Stored records

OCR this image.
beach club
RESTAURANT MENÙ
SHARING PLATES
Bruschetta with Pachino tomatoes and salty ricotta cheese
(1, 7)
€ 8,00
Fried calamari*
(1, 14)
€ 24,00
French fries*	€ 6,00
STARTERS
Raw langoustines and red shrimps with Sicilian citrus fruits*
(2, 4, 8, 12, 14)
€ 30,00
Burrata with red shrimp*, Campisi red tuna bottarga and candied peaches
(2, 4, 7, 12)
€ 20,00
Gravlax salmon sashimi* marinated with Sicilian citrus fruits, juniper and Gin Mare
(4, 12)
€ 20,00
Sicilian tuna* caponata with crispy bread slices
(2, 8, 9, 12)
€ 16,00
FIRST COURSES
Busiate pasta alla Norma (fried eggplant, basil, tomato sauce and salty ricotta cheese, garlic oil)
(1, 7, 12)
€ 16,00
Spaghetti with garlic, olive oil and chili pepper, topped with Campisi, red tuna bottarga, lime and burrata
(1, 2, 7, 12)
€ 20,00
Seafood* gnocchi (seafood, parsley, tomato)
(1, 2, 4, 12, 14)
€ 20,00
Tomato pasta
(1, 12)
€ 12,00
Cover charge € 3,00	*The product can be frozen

Stated goal
Using the records above, pull out each line where the word "citrus" occurs.

Exercise solution
Raw langoustines and red shrimps with Sicilian citrus fruits*
Gravlax salmon sashimi* marinated with Sicilian citrus fruits, juniper and Gin Mare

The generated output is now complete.